Aim of the task: Within the material below, find each line bearing the word "text" and present it.

Material provided:
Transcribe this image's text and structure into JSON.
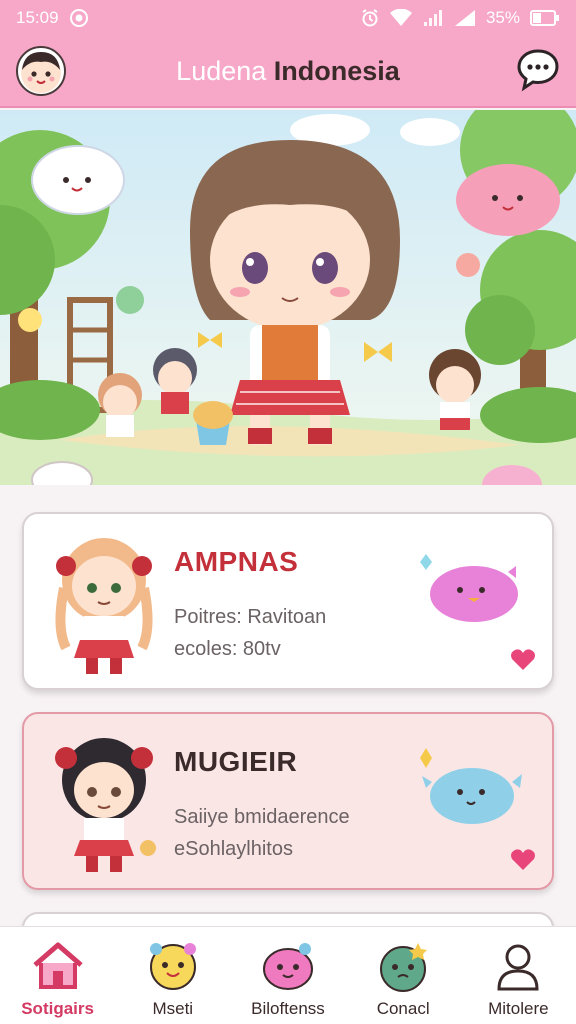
{
  "status_bar": {
    "time": "15:09",
    "battery": "35%"
  },
  "header": {
    "title_part1": "Ludena",
    "title_part2": "Indonesia",
    "profile_icon": "avatar",
    "chat_icon": "chat-bubble-icon"
  },
  "cards": [
    {
      "name": "AMPNAS",
      "line1": "Poitres: Ravitoan",
      "line2": "ecoles: 80tv"
    },
    {
      "name": "MUGIEIR",
      "line1": "Saiiye bmidaerence",
      "line2": "eSohlaylhitos"
    }
  ],
  "nav": {
    "items": [
      {
        "label": "Sotigairs",
        "icon": "home-icon"
      },
      {
        "label": "Mseti",
        "icon": "yellow-pet-icon"
      },
      {
        "label": "Biloftenss",
        "icon": "pink-pet-icon"
      },
      {
        "label": "Conacl",
        "icon": "green-pet-icon"
      },
      {
        "label": "Mitolere",
        "icon": "person-icon"
      }
    ],
    "active_index": 0
  },
  "colors": {
    "header_pink": "#f7a8c8",
    "accent_red": "#c4303a",
    "heart_pink": "#e8457a"
  }
}
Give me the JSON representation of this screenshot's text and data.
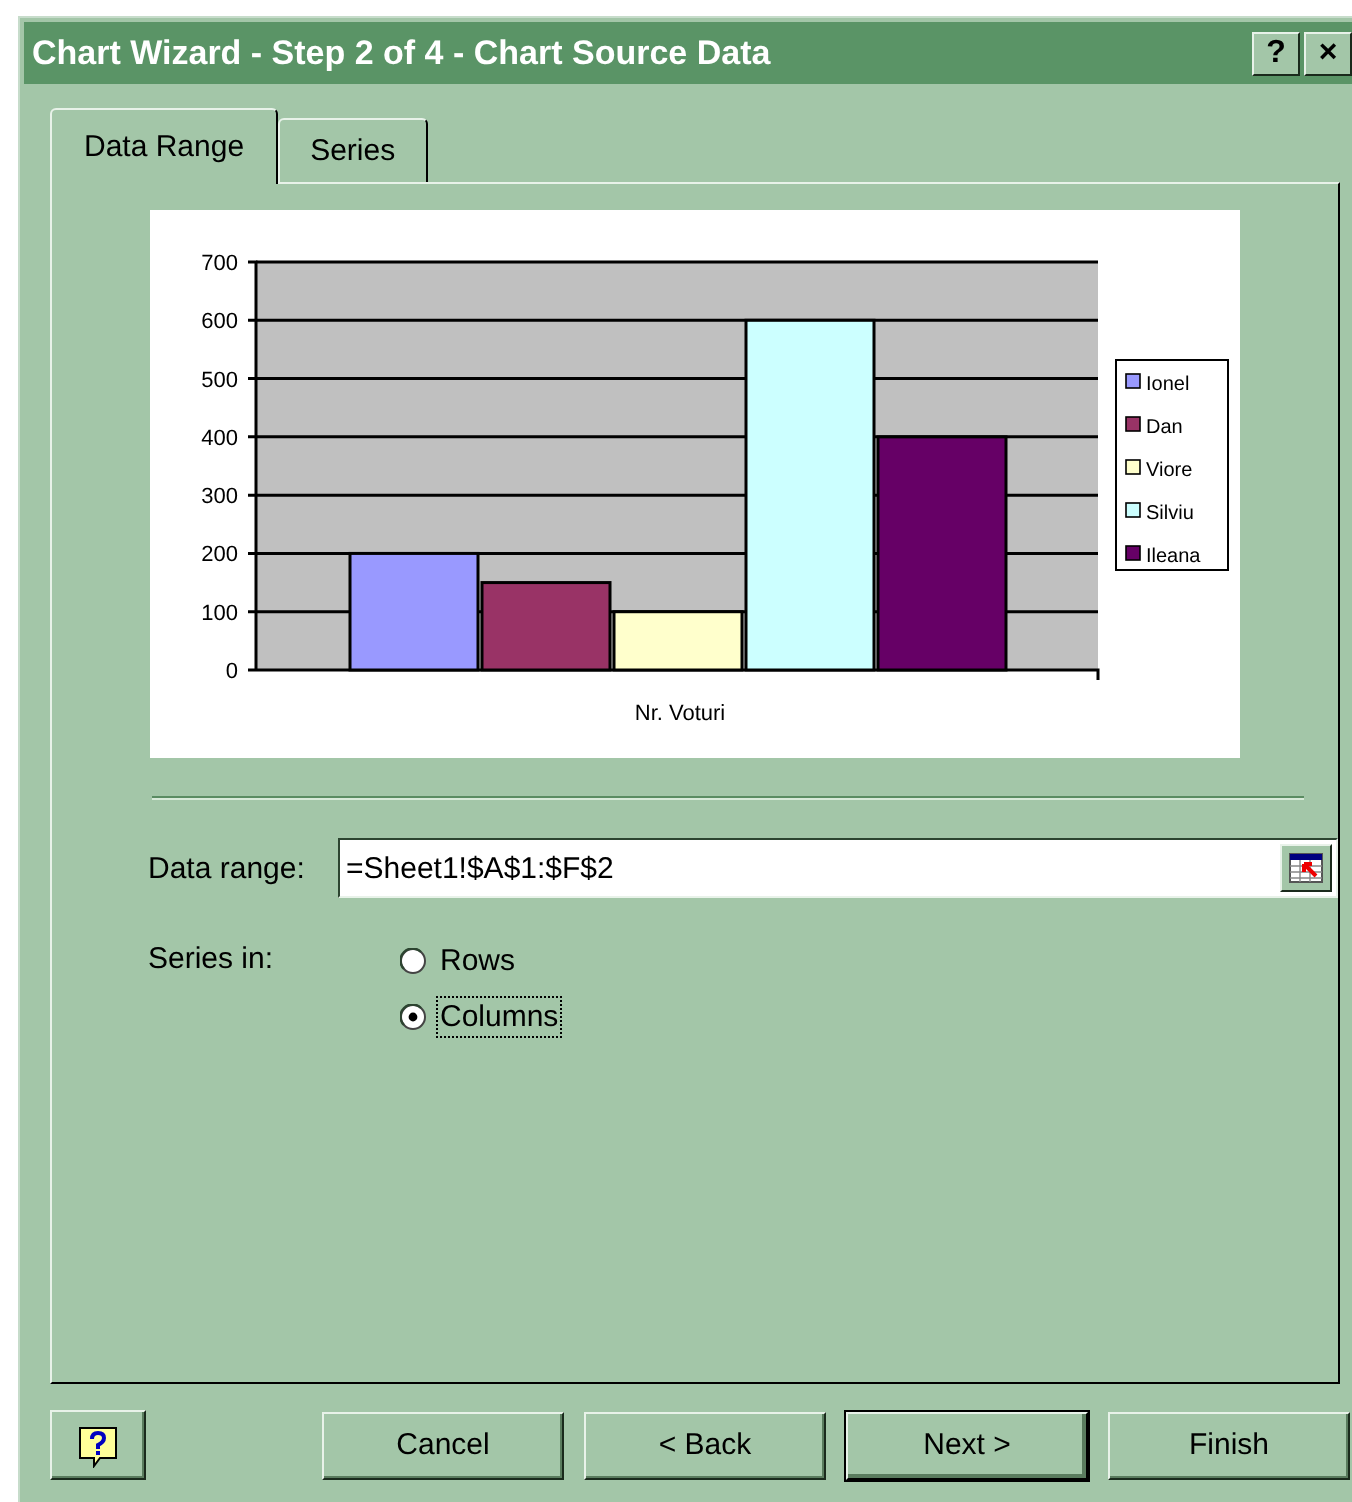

Solved problem:
Transcribe this image's text and structure into JSON.
Give me the JSON representation of this screenshot's text and data.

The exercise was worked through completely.